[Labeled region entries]
▼

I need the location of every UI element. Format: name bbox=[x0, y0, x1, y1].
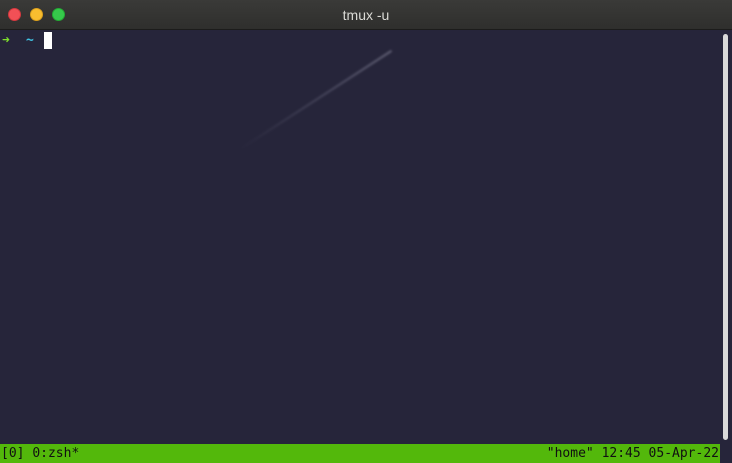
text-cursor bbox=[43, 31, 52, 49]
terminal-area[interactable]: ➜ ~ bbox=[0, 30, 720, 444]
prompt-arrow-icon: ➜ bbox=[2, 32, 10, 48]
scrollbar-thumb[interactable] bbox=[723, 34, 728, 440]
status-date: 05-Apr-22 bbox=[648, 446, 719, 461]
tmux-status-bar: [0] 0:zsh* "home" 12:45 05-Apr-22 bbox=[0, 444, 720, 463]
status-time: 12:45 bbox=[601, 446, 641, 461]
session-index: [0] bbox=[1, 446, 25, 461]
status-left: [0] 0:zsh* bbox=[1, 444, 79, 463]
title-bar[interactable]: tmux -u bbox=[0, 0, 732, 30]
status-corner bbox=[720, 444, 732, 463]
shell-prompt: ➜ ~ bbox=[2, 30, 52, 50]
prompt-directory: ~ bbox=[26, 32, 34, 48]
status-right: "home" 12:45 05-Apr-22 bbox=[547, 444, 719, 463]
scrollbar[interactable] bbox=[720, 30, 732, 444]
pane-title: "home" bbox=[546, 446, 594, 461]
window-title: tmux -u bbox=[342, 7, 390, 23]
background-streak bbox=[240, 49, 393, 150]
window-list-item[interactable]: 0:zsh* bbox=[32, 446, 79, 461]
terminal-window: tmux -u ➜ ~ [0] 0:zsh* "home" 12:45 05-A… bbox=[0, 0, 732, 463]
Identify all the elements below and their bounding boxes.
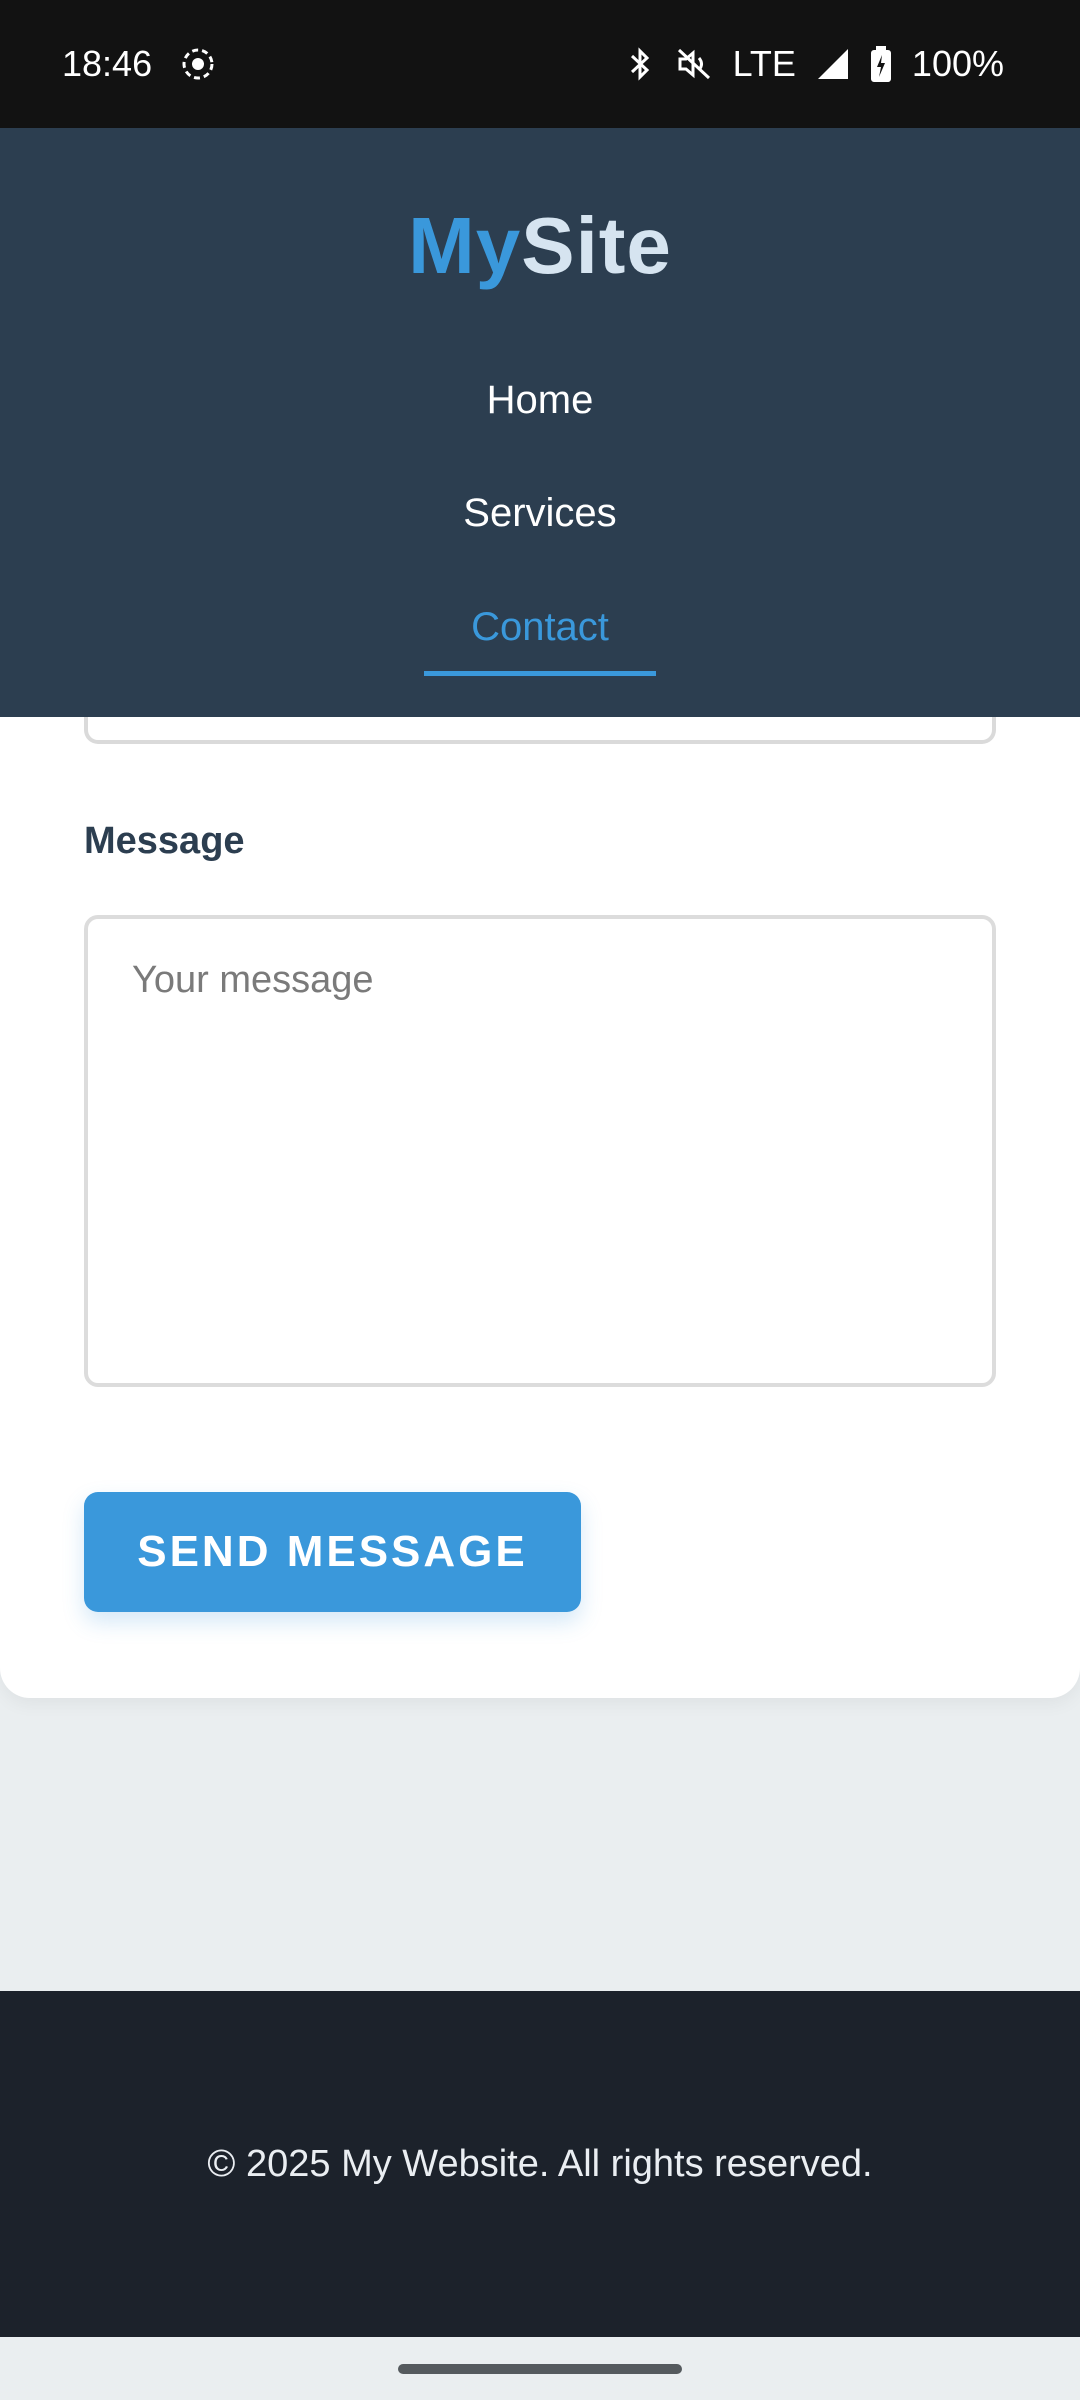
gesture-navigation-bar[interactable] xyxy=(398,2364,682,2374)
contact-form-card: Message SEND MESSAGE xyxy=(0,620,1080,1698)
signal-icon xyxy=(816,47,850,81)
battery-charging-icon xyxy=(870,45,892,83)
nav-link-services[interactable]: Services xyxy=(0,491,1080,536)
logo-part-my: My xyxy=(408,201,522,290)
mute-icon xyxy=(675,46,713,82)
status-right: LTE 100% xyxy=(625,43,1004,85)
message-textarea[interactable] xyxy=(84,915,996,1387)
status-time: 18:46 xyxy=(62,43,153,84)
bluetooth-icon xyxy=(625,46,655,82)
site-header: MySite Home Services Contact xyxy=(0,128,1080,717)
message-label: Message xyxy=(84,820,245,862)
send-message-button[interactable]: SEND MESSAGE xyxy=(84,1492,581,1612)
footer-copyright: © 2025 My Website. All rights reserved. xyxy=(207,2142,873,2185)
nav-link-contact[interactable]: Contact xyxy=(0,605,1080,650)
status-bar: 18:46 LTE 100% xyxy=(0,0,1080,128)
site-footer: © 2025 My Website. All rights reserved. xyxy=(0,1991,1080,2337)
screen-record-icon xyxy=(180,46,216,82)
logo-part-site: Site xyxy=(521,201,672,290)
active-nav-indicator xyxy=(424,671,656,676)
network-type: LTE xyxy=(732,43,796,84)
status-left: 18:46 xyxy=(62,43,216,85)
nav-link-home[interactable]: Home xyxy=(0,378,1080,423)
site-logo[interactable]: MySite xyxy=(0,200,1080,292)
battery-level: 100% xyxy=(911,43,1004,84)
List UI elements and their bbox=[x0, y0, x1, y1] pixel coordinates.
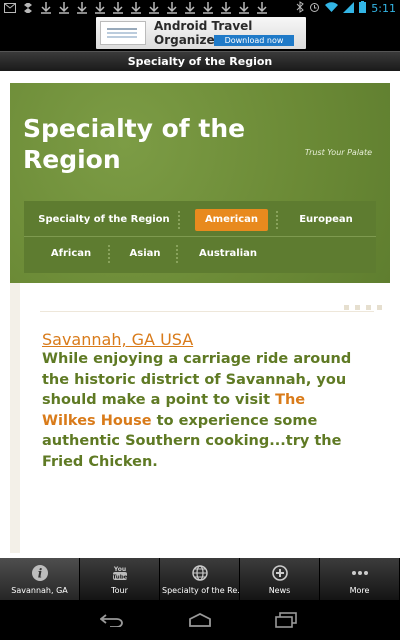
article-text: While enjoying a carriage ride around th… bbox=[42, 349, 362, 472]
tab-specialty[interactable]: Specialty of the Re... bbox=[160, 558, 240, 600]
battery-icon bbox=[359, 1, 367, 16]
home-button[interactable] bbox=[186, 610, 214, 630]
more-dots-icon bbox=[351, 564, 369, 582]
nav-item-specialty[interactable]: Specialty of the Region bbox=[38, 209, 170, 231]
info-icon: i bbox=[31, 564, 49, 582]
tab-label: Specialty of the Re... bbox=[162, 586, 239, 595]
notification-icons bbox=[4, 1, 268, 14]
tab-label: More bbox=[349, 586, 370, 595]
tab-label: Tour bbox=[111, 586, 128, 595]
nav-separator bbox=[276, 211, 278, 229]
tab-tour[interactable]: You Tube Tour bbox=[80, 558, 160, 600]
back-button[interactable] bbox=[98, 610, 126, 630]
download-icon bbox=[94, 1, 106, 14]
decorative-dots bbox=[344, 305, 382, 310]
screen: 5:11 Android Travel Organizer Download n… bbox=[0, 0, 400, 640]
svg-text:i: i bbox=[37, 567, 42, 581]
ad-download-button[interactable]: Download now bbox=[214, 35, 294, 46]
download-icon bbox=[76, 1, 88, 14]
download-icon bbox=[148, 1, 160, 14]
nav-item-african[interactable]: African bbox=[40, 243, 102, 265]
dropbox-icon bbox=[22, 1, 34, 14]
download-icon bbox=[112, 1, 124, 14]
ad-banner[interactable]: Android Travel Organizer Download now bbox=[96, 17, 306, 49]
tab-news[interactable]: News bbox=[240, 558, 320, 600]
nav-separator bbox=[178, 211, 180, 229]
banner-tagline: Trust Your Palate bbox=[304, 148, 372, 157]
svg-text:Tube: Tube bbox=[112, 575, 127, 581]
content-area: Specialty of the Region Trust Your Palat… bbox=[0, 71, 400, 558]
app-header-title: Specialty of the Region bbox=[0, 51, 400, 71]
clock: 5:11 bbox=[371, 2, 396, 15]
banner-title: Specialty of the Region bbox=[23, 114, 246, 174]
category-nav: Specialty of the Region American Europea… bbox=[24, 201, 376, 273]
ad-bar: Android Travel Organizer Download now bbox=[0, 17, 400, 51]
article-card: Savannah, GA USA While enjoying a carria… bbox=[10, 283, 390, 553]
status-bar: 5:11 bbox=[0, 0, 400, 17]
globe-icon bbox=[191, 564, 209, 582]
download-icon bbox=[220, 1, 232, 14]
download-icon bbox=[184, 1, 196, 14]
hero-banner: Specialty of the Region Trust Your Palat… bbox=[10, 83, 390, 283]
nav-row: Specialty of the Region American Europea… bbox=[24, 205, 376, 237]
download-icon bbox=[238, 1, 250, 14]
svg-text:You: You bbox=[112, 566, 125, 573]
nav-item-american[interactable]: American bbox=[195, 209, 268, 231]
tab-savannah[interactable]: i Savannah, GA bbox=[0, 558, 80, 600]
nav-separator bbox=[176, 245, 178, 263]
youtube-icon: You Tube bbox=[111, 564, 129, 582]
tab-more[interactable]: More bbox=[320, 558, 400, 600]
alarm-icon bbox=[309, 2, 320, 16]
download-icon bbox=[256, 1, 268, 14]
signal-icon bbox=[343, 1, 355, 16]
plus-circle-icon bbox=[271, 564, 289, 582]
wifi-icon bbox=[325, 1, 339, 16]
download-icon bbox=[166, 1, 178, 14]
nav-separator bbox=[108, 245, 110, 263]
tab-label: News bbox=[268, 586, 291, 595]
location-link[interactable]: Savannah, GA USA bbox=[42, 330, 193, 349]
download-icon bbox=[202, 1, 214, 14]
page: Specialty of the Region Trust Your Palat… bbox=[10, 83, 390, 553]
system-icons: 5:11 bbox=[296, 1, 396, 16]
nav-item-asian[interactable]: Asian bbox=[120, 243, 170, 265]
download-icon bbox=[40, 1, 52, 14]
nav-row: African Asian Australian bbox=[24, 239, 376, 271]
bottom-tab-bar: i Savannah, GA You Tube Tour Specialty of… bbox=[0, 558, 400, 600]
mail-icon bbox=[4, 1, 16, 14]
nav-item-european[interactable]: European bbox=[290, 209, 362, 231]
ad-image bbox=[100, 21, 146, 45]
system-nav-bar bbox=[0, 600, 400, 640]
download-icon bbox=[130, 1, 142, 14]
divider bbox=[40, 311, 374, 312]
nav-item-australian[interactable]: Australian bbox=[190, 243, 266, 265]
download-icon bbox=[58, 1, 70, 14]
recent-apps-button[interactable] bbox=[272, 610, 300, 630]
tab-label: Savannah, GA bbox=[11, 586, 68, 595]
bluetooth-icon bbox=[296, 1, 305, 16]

▲

Goal> Reproduce the stretch from the line containing "article-text: While enjoying" through the line containing "svg-text:You: You bbox=[112, 566, 125, 573]", including both of those lines.

Response>
article-text: While enjoying a carriage ride around th… bbox=[42, 349, 362, 472]
tab-specialty[interactable]: Specialty of the Re... bbox=[160, 558, 240, 600]
battery-icon bbox=[359, 1, 367, 16]
home-button[interactable] bbox=[186, 610, 214, 630]
more-dots-icon bbox=[351, 564, 369, 582]
nav-item-specialty[interactable]: Specialty of the Region bbox=[38, 209, 170, 231]
info-icon: i bbox=[31, 564, 49, 582]
tab-label: Specialty of the Re... bbox=[162, 586, 239, 595]
notification-icons bbox=[4, 1, 268, 14]
tab-label: More bbox=[349, 586, 370, 595]
tab-label: Tour bbox=[111, 586, 128, 595]
nav-separator bbox=[276, 211, 278, 229]
tab-tour[interactable]: You Tube Tour bbox=[80, 558, 160, 600]
back-button[interactable] bbox=[98, 610, 126, 630]
download-icon bbox=[94, 1, 106, 14]
decorative-dots bbox=[344, 305, 382, 310]
screen: 5:11 Android Travel Organizer Download n… bbox=[0, 0, 400, 640]
svg-text:i: i bbox=[37, 567, 42, 581]
ad-download-button[interactable]: Download now bbox=[214, 35, 294, 46]
download-icon bbox=[76, 1, 88, 14]
download-icon bbox=[148, 1, 160, 14]
nav-item-african[interactable]: African bbox=[40, 243, 102, 265]
dropbox-icon bbox=[22, 1, 34, 14]
download-icon bbox=[112, 1, 124, 14]
ad-banner[interactable]: Android Travel Organizer Download now bbox=[96, 17, 306, 49]
tab-news[interactable]: News bbox=[240, 558, 320, 600]
nav-separator bbox=[178, 211, 180, 229]
banner-tagline: Trust Your Palate bbox=[304, 148, 372, 157]
svg-text:Tube: Tube bbox=[112, 575, 127, 581]
content-area: Specialty of the Region Trust Your Palat… bbox=[0, 71, 400, 558]
app-header-title: Specialty of the Region bbox=[0, 51, 400, 71]
clock: 5:11 bbox=[371, 2, 396, 15]
banner-title: Specialty of the Region bbox=[23, 114, 246, 174]
category-nav: Specialty of the Region American Europea… bbox=[24, 201, 376, 273]
ad-bar: Android Travel Organizer Download now bbox=[0, 17, 400, 51]
article-card: Savannah, GA USA While enjoying a carria… bbox=[10, 283, 390, 553]
status-bar: 5:11 bbox=[0, 0, 400, 17]
globe-icon bbox=[191, 564, 209, 582]
download-icon bbox=[220, 1, 232, 14]
download-icon bbox=[184, 1, 196, 14]
hero-banner: Specialty of the Region Trust Your Palat… bbox=[10, 83, 390, 283]
nav-row: Specialty of the Region American Europea… bbox=[24, 205, 376, 237]
download-icon bbox=[238, 1, 250, 14]
svg-text:You: You bbox=[112, 566, 125, 573]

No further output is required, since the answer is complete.